Collected data entries:
————————

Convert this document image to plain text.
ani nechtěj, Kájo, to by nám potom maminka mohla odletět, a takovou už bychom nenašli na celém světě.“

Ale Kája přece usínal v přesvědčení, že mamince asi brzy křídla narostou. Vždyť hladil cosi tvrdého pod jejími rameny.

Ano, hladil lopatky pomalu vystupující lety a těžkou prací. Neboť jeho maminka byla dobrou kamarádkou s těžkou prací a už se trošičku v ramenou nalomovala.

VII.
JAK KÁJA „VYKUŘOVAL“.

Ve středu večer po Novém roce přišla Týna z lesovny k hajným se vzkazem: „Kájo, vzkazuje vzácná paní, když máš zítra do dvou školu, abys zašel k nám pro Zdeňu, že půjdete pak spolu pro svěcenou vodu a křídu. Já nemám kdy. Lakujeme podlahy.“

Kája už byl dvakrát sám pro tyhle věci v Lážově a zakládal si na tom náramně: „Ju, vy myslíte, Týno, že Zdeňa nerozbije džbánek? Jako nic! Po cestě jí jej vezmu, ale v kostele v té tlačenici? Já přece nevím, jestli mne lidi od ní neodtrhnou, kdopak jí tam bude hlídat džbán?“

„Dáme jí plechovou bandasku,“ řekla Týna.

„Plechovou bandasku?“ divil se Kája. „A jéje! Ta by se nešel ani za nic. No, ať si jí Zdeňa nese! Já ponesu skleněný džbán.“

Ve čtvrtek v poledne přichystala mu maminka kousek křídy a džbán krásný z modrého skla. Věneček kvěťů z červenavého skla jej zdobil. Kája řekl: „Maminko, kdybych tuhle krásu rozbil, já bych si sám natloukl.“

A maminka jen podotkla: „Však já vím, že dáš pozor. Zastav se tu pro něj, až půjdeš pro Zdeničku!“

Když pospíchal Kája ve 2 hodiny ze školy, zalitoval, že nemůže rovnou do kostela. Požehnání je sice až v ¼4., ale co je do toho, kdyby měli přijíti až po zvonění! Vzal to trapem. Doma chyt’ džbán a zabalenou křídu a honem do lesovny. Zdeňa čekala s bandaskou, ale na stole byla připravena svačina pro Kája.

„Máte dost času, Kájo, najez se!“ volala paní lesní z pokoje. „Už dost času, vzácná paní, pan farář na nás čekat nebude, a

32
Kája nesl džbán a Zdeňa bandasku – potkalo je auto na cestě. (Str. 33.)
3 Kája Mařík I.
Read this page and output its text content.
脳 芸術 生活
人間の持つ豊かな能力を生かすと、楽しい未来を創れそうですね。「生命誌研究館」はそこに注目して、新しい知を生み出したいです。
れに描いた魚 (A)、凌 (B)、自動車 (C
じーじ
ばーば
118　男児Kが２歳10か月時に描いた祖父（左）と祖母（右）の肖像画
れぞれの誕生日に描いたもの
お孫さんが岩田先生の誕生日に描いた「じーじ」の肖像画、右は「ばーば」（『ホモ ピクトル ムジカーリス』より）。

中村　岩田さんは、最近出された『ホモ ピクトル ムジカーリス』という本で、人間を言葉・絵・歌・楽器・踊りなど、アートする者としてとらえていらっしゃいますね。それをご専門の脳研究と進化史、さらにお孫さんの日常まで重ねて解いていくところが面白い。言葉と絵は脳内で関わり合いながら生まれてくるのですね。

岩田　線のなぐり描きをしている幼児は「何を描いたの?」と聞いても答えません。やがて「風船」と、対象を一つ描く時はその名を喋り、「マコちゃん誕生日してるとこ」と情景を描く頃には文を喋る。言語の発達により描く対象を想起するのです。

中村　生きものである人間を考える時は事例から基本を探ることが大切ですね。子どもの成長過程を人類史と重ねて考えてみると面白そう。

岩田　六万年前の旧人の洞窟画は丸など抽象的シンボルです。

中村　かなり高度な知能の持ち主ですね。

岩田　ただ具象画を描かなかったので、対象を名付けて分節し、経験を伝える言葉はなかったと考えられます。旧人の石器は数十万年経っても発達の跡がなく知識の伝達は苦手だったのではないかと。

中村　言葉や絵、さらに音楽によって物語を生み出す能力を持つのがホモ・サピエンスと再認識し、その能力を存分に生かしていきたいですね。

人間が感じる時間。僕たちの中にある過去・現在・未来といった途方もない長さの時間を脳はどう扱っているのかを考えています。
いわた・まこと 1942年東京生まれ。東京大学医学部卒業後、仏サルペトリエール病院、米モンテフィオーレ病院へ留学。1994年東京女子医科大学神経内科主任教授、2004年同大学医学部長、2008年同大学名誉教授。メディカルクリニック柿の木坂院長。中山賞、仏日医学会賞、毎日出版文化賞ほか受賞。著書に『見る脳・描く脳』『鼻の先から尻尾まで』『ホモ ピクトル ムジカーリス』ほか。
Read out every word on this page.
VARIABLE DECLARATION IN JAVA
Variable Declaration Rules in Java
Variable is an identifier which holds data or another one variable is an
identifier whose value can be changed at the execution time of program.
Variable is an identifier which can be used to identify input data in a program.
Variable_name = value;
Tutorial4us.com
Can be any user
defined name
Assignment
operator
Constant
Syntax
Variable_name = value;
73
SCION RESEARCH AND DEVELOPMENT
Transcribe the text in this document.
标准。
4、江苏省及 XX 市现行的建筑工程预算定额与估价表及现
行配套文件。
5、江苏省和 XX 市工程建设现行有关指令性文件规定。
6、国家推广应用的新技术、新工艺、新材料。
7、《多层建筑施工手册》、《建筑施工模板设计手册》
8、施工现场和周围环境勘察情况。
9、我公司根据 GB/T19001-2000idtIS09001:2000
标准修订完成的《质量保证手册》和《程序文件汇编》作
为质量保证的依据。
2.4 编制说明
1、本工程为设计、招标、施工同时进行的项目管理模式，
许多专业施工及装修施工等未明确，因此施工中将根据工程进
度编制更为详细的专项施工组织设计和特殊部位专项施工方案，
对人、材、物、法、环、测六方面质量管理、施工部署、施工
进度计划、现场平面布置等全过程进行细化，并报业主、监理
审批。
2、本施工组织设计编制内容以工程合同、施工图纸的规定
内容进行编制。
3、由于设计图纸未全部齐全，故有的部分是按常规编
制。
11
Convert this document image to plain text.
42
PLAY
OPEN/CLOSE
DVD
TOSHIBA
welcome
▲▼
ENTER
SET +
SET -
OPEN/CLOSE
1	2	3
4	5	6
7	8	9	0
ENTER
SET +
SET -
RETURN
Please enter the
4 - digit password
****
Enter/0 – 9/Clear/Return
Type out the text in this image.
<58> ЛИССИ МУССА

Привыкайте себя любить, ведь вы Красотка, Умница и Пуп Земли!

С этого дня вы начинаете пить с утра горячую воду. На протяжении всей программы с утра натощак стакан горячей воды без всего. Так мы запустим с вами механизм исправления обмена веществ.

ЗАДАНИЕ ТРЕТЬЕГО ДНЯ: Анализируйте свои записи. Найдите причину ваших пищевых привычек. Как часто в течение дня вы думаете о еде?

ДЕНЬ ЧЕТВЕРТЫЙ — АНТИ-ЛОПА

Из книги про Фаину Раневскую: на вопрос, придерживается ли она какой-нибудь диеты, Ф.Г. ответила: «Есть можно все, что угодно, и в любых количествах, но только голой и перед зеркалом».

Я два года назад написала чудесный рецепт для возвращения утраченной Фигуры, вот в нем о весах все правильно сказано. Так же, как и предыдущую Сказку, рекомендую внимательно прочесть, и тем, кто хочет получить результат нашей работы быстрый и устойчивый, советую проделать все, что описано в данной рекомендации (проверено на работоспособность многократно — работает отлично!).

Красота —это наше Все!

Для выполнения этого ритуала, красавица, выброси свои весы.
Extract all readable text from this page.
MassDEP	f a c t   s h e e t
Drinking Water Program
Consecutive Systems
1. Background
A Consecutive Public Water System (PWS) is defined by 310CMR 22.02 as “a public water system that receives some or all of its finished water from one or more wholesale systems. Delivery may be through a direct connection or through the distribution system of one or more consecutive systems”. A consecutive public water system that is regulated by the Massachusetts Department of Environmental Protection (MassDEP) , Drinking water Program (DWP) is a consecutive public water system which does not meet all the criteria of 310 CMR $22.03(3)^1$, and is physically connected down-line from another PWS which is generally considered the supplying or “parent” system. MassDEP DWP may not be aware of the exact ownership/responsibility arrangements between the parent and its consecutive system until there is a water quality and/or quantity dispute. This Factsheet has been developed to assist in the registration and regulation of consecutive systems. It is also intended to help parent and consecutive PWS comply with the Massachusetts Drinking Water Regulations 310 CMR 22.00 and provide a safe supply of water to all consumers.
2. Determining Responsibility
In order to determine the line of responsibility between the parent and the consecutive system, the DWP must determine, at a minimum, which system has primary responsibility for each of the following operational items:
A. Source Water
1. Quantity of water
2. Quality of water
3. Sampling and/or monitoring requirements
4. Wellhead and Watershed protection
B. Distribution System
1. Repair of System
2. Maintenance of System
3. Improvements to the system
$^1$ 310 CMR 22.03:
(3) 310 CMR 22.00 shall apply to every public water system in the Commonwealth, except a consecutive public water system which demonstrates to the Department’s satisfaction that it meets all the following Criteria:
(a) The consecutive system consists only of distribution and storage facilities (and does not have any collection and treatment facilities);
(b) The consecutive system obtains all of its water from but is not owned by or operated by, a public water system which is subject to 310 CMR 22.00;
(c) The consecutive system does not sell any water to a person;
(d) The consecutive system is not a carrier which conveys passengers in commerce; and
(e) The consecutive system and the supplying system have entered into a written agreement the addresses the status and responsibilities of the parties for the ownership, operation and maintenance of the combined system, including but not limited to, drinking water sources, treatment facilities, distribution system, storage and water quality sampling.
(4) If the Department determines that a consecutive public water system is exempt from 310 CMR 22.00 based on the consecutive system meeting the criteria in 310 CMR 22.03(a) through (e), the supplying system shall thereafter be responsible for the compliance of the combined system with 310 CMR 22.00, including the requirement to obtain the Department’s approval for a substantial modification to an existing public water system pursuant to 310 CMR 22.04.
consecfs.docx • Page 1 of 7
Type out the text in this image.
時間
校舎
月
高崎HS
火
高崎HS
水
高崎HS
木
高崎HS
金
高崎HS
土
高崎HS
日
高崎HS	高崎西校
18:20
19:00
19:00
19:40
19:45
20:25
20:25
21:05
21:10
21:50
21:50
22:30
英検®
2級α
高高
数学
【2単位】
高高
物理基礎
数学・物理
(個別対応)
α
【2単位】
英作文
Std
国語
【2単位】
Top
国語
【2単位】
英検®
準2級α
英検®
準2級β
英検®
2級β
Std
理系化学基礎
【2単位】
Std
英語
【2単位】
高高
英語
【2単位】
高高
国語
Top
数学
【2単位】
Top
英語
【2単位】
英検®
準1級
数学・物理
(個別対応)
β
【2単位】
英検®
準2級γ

————————

**TASK INSTRUCTIONS**.
Only lines with the word "этого" should be collected from the material.

**SOLUTION FOR THIS PROBLEM**.
С этого дня вы начинаете пить с утра горячую воду. На протяжении всей программы с утра натощак стакан горячей воды без всего. Так мы запустим с вами механизм исправления обмена веществ.
Для выполнения этого ритуала, красавица, выброси свои весы.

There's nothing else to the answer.